Data -
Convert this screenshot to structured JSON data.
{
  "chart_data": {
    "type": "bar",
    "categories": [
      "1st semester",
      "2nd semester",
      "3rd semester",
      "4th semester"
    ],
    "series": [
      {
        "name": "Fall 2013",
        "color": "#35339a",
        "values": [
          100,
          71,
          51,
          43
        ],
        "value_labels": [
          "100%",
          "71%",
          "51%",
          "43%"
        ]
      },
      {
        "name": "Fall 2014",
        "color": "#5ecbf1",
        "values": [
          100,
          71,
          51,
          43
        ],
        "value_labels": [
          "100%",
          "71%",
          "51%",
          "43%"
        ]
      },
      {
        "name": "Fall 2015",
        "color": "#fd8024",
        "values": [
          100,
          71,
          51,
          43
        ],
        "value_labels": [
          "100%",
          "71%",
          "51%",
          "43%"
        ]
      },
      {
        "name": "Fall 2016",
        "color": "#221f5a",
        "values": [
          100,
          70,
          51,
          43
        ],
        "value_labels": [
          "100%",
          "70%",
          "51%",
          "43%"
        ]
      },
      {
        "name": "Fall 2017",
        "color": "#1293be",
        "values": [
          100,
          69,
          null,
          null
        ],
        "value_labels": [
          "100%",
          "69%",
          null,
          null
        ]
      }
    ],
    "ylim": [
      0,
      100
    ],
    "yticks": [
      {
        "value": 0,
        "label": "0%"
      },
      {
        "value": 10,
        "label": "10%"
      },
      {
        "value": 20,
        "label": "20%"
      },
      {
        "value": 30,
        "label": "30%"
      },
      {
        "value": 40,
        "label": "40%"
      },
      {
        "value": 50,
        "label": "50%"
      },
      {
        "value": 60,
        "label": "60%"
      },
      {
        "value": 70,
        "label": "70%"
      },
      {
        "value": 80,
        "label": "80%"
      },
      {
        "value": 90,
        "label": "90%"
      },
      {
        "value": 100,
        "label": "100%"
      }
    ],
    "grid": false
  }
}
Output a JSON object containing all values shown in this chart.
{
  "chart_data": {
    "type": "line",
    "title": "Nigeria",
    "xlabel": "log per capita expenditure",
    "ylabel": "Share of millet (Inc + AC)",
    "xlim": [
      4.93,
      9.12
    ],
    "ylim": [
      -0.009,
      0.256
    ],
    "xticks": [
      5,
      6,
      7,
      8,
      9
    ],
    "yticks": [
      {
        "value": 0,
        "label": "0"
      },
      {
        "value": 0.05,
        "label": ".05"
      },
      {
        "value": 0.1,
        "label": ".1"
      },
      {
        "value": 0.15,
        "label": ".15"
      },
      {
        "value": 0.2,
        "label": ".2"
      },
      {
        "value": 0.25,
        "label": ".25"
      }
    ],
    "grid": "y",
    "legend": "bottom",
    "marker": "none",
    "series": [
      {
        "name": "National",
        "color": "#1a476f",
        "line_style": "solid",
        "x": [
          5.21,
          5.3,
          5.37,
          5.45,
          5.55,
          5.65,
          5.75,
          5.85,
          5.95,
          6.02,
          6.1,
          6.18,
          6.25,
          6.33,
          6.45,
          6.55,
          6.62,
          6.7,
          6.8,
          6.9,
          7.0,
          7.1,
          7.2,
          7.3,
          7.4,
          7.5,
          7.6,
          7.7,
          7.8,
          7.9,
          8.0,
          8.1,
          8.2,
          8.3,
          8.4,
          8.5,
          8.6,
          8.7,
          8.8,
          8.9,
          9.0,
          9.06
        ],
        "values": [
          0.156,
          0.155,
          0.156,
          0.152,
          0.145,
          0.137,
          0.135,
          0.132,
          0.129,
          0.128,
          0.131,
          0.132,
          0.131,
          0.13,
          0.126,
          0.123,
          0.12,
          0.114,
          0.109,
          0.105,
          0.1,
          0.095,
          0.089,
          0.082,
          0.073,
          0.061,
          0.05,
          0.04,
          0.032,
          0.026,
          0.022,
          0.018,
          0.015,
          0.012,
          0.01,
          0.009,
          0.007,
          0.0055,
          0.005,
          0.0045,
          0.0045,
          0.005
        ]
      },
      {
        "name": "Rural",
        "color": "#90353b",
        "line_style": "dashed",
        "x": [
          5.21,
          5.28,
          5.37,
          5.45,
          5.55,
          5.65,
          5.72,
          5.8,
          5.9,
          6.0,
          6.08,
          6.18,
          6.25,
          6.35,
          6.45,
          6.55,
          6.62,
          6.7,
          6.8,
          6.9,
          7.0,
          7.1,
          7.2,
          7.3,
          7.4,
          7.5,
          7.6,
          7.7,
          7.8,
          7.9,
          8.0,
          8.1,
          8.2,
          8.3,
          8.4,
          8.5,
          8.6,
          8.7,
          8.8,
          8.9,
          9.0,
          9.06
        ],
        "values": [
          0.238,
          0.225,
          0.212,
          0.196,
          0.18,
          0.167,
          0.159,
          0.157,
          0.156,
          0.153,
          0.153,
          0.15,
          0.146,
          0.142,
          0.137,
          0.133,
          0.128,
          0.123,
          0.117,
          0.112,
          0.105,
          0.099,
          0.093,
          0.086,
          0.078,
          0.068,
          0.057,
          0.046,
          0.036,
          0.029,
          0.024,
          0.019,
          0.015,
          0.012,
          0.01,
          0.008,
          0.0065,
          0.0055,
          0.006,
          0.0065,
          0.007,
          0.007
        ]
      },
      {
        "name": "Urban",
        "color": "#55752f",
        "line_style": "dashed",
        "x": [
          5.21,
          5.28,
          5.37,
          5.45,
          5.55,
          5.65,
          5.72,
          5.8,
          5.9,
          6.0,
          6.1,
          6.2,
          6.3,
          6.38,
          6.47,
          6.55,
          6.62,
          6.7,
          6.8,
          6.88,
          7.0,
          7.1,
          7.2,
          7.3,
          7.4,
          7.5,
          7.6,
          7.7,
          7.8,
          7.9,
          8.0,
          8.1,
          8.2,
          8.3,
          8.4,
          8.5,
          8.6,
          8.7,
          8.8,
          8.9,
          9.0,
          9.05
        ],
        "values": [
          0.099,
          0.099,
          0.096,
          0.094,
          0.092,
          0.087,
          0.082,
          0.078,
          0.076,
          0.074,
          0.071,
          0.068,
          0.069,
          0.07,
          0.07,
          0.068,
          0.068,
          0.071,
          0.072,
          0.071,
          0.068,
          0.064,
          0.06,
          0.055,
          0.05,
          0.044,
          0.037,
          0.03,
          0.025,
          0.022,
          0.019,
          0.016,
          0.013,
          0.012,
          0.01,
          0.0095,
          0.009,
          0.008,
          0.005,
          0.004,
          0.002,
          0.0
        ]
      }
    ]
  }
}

Given task - The records above need to be transcribed in full. Keep every character unchanged.

Solution to this task -
Convert this screenshot to structured JSON data.
{
  "chart_data": {
    "type": "bar",
    "categories": [
      "1st semester",
      "2nd semester",
      "3rd semester",
      "4th semester"
    ],
    "series": [
      {
        "name": "Fall 2013",
        "color": "#35339a",
        "values": [
          100,
          71,
          51,
          43
        ],
        "value_labels": [
          "100%",
          "71%",
          "51%",
          "43%"
        ]
      },
      {
        "name": "Fall 2014",
        "color": "#5ecbf1",
        "values": [
          100,
          71,
          51,
          43
        ],
        "value_labels": [
          "100%",
          "71%",
          "51%",
          "43%"
        ]
      },
      {
        "name": "Fall 2015",
        "color": "#fd8024",
        "values": [
          100,
          71,
          51,
          43
        ],
        "value_labels": [
          "100%",
          "71%",
          "51%",
          "43%"
        ]
      },
      {
        "name": "Fall 2016",
        "color": "#221f5a",
        "values": [
          100,
          70,
          51,
          43
        ],
        "value_labels": [
          "100%",
          "70%",
          "51%",
          "43%"
        ]
      },
      {
        "name": "Fall 2017",
        "color": "#1293be",
        "values": [
          100,
          69,
          null,
          null
        ],
        "value_labels": [
          "100%",
          "69%",
          null,
          null
        ]
      }
    ],
    "ylim": [
      0,
      100
    ],
    "yticks": [
      {
        "value": 0,
        "label": "0%"
      },
      {
        "value": 10,
        "label": "10%"
      },
      {
        "value": 20,
        "label": "20%"
      },
      {
        "value": 30,
        "label": "30%"
      },
      {
        "value": 40,
        "label": "40%"
      },
      {
        "value": 50,
        "label": "50%"
      },
      {
        "value": 60,
        "label": "60%"
      },
      {
        "value": 70,
        "label": "70%"
      },
      {
        "value": 80,
        "label": "80%"
      },
      {
        "value": 90,
        "label": "90%"
      },
      {
        "value": 100,
        "label": "100%"
      }
    ],
    "grid": false
  }
}
Output a JSON object containing all values shown in this chart.
{
  "chart_data": {
    "type": "line",
    "title": "Nigeria",
    "xlabel": "log per capita expenditure",
    "ylabel": "Share of millet (Inc + AC)",
    "xlim": [
      4.93,
      9.12
    ],
    "ylim": [
      -0.009,
      0.256
    ],
    "xticks": [
      5,
      6,
      7,
      8,
      9
    ],
    "yticks": [
      {
        "value": 0,
        "label": "0"
      },
      {
        "value": 0.05,
        "label": ".05"
      },
      {
        "value": 0.1,
        "label": ".1"
      },
      {
        "value": 0.15,
        "label": ".15"
      },
      {
        "value": 0.2,
        "label": ".2"
      },
      {
        "value": 0.25,
        "label": ".25"
      }
    ],
    "grid": "y",
    "legend": "bottom",
    "marker": "none",
    "series": [
      {
        "name": "National",
        "color": "#1a476f",
        "line_style": "solid",
        "x": [
          5.21,
          5.3,
          5.37,
          5.45,
          5.55,
          5.65,
          5.75,
          5.85,
          5.95,
          6.02,
          6.1,
          6.18,
          6.25,
          6.33,
          6.45,
          6.55,
          6.62,
          6.7,
          6.8,
          6.9,
          7.0,
          7.1,
          7.2,
          7.3,
          7.4,
          7.5,
          7.6,
          7.7,
          7.8,
          7.9,
          8.0,
          8.1,
          8.2,
          8.3,
          8.4,
          8.5,
          8.6,
          8.7,
          8.8,
          8.9,
          9.0,
          9.06
        ],
        "values": [
          0.156,
          0.155,
          0.156,
          0.152,
          0.145,
          0.137,
          0.135,
          0.132,
          0.129,
          0.128,
          0.131,
          0.132,
          0.131,
          0.13,
          0.126,
          0.123,
          0.12,
          0.114,
          0.109,
          0.105,
          0.1,
          0.095,
          0.089,
          0.082,
          0.073,
          0.061,
          0.05,
          0.04,
          0.032,
          0.026,
          0.022,
          0.018,
          0.015,
          0.012,
          0.01,
          0.009,
          0.007,
          0.0055,
          0.005,
          0.0045,
          0.0045,
          0.005
        ]
      },
      {
        "name": "Rural",
        "color": "#90353b",
        "line_style": "dashed",
        "x": [
          5.21,
          5.28,
          5.37,
          5.45,
          5.55,
          5.65,
          5.72,
          5.8,
          5.9,
          6.0,
          6.08,
          6.18,
          6.25,
          6.35,
          6.45,
          6.55,
          6.62,
          6.7,
          6.8,
          6.9,
          7.0,
          7.1,
          7.2,
          7.3,
          7.4,
          7.5,
          7.6,
          7.7,
          7.8,
          7.9,
          8.0,
          8.1,
          8.2,
          8.3,
          8.4,
          8.5,
          8.6,
          8.7,
          8.8,
          8.9,
          9.0,
          9.06
        ],
        "values": [
          0.238,
          0.225,
          0.212,
          0.196,
          0.18,
          0.167,
          0.159,
          0.157,
          0.156,
          0.153,
          0.153,
          0.15,
          0.146,
          0.142,
          0.137,
          0.133,
          0.128,
          0.123,
          0.117,
          0.112,
          0.105,
          0.099,
          0.093,
          0.086,
          0.078,
          0.068,
          0.057,
          0.046,
          0.036,
          0.029,
          0.024,
          0.019,
          0.015,
          0.012,
          0.01,
          0.008,
          0.0065,
          0.0055,
          0.006,
          0.0065,
          0.007,
          0.007
        ]
      },
      {
        "name": "Urban",
        "color": "#55752f",
        "line_style": "dashed",
        "x": [
          5.21,
          5.28,
          5.37,
          5.45,
          5.55,
          5.65,
          5.72,
          5.8,
          5.9,
          6.0,
          6.1,
          6.2,
          6.3,
          6.38,
          6.47,
          6.55,
          6.62,
          6.7,
          6.8,
          6.88,
          7.0,
          7.1,
          7.2,
          7.3,
          7.4,
          7.5,
          7.6,
          7.7,
          7.8,
          7.9,
          8.0,
          8.1,
          8.2,
          8.3,
          8.4,
          8.5,
          8.6,
          8.7,
          8.8,
          8.9,
          9.0,
          9.05
        ],
        "values": [
          0.099,
          0.099,
          0.096,
          0.094,
          0.092,
          0.087,
          0.082,
          0.078,
          0.076,
          0.074,
          0.071,
          0.068,
          0.069,
          0.07,
          0.07,
          0.068,
          0.068,
          0.071,
          0.072,
          0.071,
          0.068,
          0.064,
          0.06,
          0.055,
          0.05,
          0.044,
          0.037,
          0.03,
          0.025,
          0.022,
          0.019,
          0.016,
          0.013,
          0.012,
          0.01,
          0.0095,
          0.009,
          0.008,
          0.005,
          0.004,
          0.002,
          0.0
        ]
      }
    ]
  }
}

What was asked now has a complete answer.